**Data:**
***

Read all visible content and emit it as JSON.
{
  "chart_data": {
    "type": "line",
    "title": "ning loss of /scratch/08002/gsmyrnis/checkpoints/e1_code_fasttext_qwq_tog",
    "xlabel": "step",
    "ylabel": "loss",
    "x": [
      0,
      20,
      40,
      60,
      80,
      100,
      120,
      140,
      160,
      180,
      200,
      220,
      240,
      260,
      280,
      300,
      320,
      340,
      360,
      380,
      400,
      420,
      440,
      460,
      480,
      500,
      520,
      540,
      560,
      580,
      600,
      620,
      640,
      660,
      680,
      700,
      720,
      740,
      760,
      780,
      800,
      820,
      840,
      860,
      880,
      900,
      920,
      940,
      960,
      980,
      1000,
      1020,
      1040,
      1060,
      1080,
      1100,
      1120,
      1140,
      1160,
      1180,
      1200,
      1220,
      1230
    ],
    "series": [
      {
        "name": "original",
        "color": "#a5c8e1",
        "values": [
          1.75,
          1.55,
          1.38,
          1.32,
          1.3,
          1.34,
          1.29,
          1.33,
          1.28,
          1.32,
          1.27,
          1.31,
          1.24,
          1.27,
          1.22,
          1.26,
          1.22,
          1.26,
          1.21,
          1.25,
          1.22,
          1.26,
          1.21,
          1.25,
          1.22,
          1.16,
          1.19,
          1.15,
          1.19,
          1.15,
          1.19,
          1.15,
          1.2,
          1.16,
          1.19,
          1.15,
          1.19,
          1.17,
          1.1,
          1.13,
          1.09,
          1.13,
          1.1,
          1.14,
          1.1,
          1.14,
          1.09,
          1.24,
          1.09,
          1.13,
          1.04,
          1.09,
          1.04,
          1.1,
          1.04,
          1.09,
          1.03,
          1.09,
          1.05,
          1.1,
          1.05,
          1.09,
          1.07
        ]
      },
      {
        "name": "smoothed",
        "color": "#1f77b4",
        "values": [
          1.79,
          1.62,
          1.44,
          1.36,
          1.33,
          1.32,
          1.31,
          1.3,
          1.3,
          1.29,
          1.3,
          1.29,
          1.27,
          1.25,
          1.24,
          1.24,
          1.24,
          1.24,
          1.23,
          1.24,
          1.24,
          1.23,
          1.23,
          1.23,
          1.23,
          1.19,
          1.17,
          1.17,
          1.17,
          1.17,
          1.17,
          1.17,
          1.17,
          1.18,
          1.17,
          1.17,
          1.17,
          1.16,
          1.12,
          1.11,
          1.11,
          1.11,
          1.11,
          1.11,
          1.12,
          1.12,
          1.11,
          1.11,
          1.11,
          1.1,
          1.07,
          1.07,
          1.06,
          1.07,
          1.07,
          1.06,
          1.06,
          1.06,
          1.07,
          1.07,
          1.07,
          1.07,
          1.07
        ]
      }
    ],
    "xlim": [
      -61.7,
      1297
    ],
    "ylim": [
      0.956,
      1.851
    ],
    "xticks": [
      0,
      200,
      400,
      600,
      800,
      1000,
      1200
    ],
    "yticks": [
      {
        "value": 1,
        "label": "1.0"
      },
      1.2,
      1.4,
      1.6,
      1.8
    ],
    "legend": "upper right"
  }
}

***

**Directions for this task:**
Without omitting anything, output the entries exactly.

**Response:**
Read all visible content and emit it as JSON.
{
  "chart_data": {
    "type": "line",
    "title": "ning loss of /scratch/08002/gsmyrnis/checkpoints/e1_code_fasttext_qwq_tog",
    "xlabel": "step",
    "ylabel": "loss",
    "x": [
      0,
      20,
      40,
      60,
      80,
      100,
      120,
      140,
      160,
      180,
      200,
      220,
      240,
      260,
      280,
      300,
      320,
      340,
      360,
      380,
      400,
      420,
      440,
      460,
      480,
      500,
      520,
      540,
      560,
      580,
      600,
      620,
      640,
      660,
      680,
      700,
      720,
      740,
      760,
      780,
      800,
      820,
      840,
      860,
      880,
      900,
      920,
      940,
      960,
      980,
      1000,
      1020,
      1040,
      1060,
      1080,
      1100,
      1120,
      1140,
      1160,
      1180,
      1200,
      1220,
      1230
    ],
    "series": [
      {
        "name": "original",
        "color": "#a5c8e1",
        "values": [
          1.75,
          1.55,
          1.38,
          1.32,
          1.3,
          1.34,
          1.29,
          1.33,
          1.28,
          1.32,
          1.27,
          1.31,
          1.24,
          1.27,
          1.22,
          1.26,
          1.22,
          1.26,
          1.21,
          1.25,
          1.22,
          1.26,
          1.21,
          1.25,
          1.22,
          1.16,
          1.19,
          1.15,
          1.19,
          1.15,
          1.19,
          1.15,
          1.2,
          1.16,
          1.19,
          1.15,
          1.19,
          1.17,
          1.1,
          1.13,
          1.09,
          1.13,
          1.1,
          1.14,
          1.1,
          1.14,
          1.09,
          1.24,
          1.09,
          1.13,
          1.04,
          1.09,
          1.04,
          1.1,
          1.04,
          1.09,
          1.03,
          1.09,
          1.05,
          1.1,
          1.05,
          1.09,
          1.07
        ]
      },
      {
        "name": "smoothed",
        "color": "#1f77b4",
        "values": [
          1.79,
          1.62,
          1.44,
          1.36,
          1.33,
          1.32,
          1.31,
          1.3,
          1.3,
          1.29,
          1.3,
          1.29,
          1.27,
          1.25,
          1.24,
          1.24,
          1.24,
          1.24,
          1.23,
          1.24,
          1.24,
          1.23,
          1.23,
          1.23,
          1.23,
          1.19,
          1.17,
          1.17,
          1.17,
          1.17,
          1.17,
          1.17,
          1.17,
          1.18,
          1.17,
          1.17,
          1.17,
          1.16,
          1.12,
          1.11,
          1.11,
          1.11,
          1.11,
          1.11,
          1.12,
          1.12,
          1.11,
          1.11,
          1.11,
          1.1,
          1.07,
          1.07,
          1.06,
          1.07,
          1.07,
          1.06,
          1.06,
          1.06,
          1.07,
          1.07,
          1.07,
          1.07,
          1.07
        ]
      }
    ],
    "xlim": [
      -61.7,
      1297
    ],
    "ylim": [
      0.956,
      1.851
    ],
    "xticks": [
      0,
      200,
      400,
      600,
      800,
      1000,
      1200
    ],
    "yticks": [
      {
        "value": 1,
        "label": "1.0"
      },
      1.2,
      1.4,
      1.6,
      1.8
    ],
    "legend": "upper right"
  }
}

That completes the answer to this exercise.